§ **Short exercise**: Go through the listing and pick out each line with the word "JSON" in it.

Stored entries
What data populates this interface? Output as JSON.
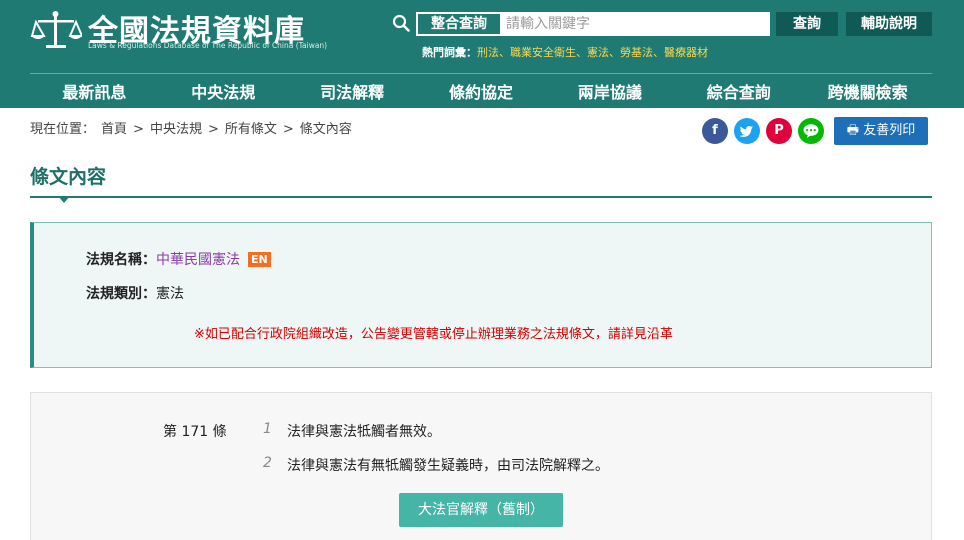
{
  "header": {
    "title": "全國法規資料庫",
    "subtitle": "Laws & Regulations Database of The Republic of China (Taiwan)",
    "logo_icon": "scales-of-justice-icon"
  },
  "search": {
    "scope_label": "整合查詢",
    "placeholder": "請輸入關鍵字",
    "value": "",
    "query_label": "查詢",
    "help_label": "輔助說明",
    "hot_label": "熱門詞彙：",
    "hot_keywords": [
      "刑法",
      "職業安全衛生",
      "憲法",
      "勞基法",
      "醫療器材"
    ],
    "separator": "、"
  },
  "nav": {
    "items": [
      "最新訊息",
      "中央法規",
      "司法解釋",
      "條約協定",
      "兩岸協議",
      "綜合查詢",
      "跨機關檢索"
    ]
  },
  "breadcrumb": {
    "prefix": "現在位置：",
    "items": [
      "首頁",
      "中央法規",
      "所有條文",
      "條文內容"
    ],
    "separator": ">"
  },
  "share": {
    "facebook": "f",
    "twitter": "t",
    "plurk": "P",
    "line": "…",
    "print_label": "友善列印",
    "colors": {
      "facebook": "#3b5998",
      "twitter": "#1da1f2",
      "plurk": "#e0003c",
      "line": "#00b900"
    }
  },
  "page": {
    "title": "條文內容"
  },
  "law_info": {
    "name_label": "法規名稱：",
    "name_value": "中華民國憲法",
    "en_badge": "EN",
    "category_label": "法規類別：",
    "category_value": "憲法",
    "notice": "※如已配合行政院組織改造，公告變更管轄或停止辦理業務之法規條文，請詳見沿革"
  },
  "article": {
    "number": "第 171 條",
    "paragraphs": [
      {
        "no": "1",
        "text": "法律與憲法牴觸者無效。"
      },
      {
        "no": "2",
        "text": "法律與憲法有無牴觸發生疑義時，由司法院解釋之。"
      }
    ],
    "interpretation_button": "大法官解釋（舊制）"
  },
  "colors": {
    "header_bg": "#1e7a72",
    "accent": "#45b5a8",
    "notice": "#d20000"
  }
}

--

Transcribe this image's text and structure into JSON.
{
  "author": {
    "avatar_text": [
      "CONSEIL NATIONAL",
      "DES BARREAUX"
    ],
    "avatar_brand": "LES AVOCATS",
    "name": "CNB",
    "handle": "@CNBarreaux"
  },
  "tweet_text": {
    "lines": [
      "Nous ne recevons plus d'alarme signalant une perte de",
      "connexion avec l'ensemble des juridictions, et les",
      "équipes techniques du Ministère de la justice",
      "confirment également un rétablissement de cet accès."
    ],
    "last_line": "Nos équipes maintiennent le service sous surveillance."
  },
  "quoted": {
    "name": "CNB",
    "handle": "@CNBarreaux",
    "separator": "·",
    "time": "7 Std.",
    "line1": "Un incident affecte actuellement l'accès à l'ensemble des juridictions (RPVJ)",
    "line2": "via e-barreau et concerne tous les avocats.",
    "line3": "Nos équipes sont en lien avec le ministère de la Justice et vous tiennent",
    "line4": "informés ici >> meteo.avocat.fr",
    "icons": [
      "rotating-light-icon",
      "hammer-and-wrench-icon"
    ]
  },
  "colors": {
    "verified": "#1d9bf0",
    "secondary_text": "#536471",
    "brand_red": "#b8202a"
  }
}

...

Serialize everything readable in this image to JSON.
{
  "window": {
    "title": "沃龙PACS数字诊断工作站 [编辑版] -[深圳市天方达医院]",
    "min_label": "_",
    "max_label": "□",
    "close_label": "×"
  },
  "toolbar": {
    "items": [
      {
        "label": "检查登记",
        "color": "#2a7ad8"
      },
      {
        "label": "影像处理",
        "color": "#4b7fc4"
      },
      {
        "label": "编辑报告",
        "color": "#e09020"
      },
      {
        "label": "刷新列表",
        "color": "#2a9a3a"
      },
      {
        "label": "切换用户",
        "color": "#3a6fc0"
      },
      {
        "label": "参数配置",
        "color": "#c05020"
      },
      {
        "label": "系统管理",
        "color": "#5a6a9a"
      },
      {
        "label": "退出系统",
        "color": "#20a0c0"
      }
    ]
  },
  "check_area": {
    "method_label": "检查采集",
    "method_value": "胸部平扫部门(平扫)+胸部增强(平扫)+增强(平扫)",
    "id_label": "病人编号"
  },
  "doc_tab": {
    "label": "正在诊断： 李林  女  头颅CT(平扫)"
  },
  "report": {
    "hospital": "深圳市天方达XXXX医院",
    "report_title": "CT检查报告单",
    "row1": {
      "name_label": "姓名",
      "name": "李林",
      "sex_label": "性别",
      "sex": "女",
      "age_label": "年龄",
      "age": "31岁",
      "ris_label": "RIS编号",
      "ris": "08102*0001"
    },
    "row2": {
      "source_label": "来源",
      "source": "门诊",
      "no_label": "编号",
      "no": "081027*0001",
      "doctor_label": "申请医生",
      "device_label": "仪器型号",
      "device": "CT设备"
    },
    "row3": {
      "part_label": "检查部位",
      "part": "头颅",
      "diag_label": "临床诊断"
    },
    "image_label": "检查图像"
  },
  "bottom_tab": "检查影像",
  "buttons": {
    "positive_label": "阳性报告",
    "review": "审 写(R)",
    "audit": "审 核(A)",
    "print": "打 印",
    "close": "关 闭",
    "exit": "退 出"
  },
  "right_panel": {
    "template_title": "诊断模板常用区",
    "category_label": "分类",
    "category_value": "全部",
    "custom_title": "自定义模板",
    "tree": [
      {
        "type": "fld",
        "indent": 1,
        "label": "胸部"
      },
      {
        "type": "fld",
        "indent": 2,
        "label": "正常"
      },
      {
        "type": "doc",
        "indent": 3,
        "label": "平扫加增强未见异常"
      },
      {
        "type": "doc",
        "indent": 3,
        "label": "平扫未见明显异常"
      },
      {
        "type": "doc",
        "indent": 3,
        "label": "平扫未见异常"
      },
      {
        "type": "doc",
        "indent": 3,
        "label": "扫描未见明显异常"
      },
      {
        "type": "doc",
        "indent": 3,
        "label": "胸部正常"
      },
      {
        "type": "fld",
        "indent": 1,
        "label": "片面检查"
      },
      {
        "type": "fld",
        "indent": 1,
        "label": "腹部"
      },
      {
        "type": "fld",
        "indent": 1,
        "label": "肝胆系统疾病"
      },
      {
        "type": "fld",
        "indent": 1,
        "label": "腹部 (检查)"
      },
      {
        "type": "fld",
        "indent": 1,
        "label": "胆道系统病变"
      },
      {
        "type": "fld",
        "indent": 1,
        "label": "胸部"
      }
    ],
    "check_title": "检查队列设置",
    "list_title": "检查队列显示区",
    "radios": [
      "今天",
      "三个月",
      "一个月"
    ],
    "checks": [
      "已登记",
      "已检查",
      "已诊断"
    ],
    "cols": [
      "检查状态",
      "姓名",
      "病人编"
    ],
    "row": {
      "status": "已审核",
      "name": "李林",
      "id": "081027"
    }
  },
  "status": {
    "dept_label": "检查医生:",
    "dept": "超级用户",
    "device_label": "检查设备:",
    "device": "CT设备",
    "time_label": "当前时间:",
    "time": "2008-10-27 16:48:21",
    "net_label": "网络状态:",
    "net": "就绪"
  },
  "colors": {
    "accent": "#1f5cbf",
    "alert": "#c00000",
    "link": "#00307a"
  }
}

§ **Written solution**:
What data populates this interface? Output as JSON.
Transcribe this image's text and structure into JSON.
Serialize everything readable in this image to JSON.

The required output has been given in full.